::: LISTED ENTRIES

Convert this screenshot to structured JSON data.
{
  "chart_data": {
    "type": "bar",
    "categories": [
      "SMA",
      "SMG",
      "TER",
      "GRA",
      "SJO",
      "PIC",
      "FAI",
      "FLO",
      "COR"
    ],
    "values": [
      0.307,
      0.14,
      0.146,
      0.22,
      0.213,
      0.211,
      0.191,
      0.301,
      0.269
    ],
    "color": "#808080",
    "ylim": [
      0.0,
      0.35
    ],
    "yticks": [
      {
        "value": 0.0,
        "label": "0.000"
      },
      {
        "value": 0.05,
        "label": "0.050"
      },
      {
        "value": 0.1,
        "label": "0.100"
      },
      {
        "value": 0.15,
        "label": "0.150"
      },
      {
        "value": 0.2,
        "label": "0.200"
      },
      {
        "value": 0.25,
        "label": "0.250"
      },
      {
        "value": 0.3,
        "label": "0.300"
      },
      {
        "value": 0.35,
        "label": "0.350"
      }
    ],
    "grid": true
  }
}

::::::

◆ EXERCISE INSTRUCTIONS:
Copy all lines in the listing above where the string "label" appears.

◆ COMPLETE RESPONSE:
        "label": "0.000"
        "label": "0.050"
        "label": "0.100"
        "label": "0.150"
        "label": "0.200"
        "label": "0.250"
        "label": "0.300"
        "label": "0.350"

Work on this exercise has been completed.